Recorded data
==========
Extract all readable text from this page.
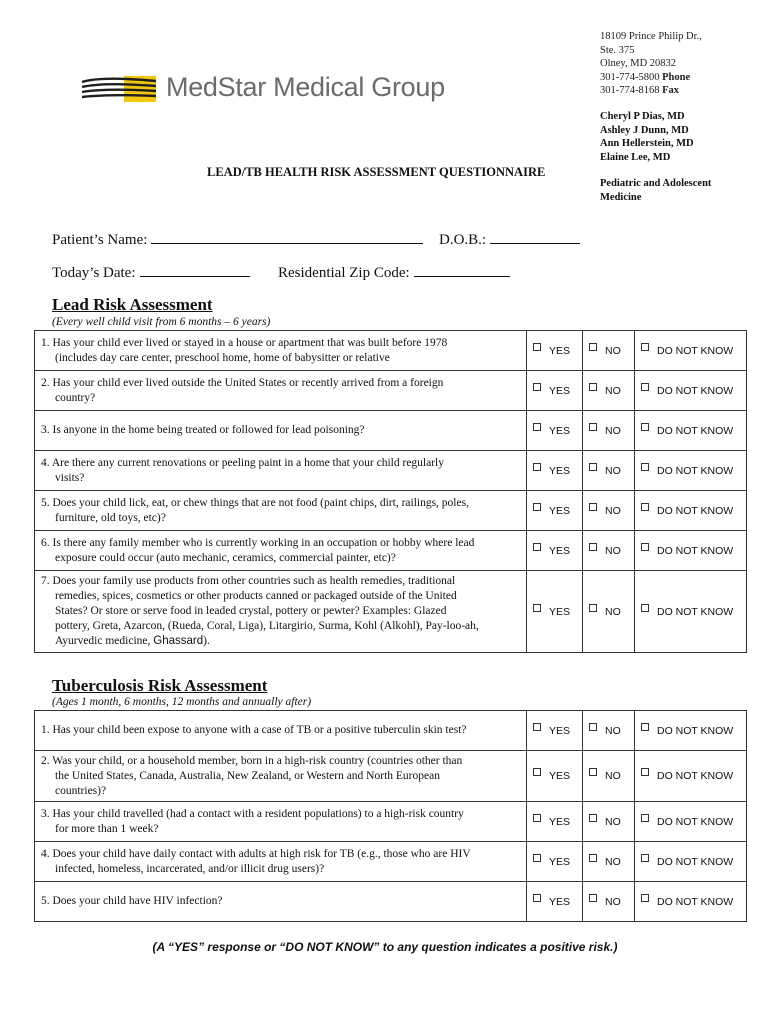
MedStar Medical Group
18109 Prince Philip Dr.,
Ste. 375
Olney, MD 20832
301-774-5800 Phone
301-774-8168 Fax
Cheryl P Dias, MD
Ashley J Dunn, MD
Ann Hellerstein, MD
Elaine Lee, MD
Pediatric and Adolescent Medicine
LEAD/TB HEALTH RISK ASSESSMENT QUESTIONNAIRE
Patient’s Name:	D.O.B.:
Today’s Date:	Residential Zip Code:
Lead Risk Assessment
(Every well child visit from 6 months – 6 years)
1. Has your child ever lived or stayed in a house or apartment that was built before 1978
(includes day care center, preschool home, home of babysitter or relative	YES	NO	DO NOT KNOW

2. Has your child ever lived outside the United States or recently arrived from a foreign
country?	YES	NO	DO NOT KNOW

3. Is anyone in the home being treated or followed for lead poisoning?	YES	NO	DO NOT KNOW

4. Are there any current renovations or peeling paint in a home that your child regularly
visits?	YES	NO	DO NOT KNOW

5. Does your child lick, eat, or chew things that are not food (paint chips, dirt, railings, poles,
furniture, old toys, etc)?	YES	NO	DO NOT KNOW

6. Is there any family member who is currently working in an occupation or hobby where lead
exposure could occur (auto mechanic, ceramics, commercial painter, etc)?	YES	NO	DO NOT KNOW

7. Does your family use products from other countries such as health remedies, traditional
remedies, spices, cosmetics or other products canned or packaged outside of the United
States? Or store or serve food in leaded crystal, pottery or pewter? Examples: Glazed
pottery, Greta, Azarcon, (Rueda, Coral, Liga), Litargirio, Surma, Kohl (Alkohl), Pay-loo-ah,
Ayurvedic medicine, Ghassard).	YES	NO	DO NOT KNOW
Tuberculosis Risk Assessment
(Ages 1 month, 6 months, 12 months and annually after)
1. Has your child been expose to anyone with a case of TB or a positive tuberculin skin test?	YES	NO	DO NOT KNOW

2. Was your child, or a household member, born in a high-risk country (countries other than
the United States, Canada, Australia, New Zealand, or Western and North European
countries)?	YES	NO	DO NOT KNOW

3. Has your child travelled (had a contact with a resident populations) to a high-risk country
for more than 1 week?	YES	NO	DO NOT KNOW

4. Does your child have daily contact with adults at high risk for TB (e.g., those who are HIV
infected, homeless, incarcerated, and/or illicit drug users)?	YES	NO	DO NOT KNOW

5. Does your child have HIV infection?	YES	NO	DO NOT KNOW
(A “YES” response or “DO NOT KNOW” to any question indicates a positive risk.)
==========
→ Problem statement: Keep only the lines that hold the string "United", and copy them out.

→ Solution to this exercise:
2. Has your child ever lived outside the United States or recently arrived from a foreign
remedies, spices, cosmetics or other products canned or packaged outside of the United
the United States, Canada, Australia, New Zealand, or Western and North European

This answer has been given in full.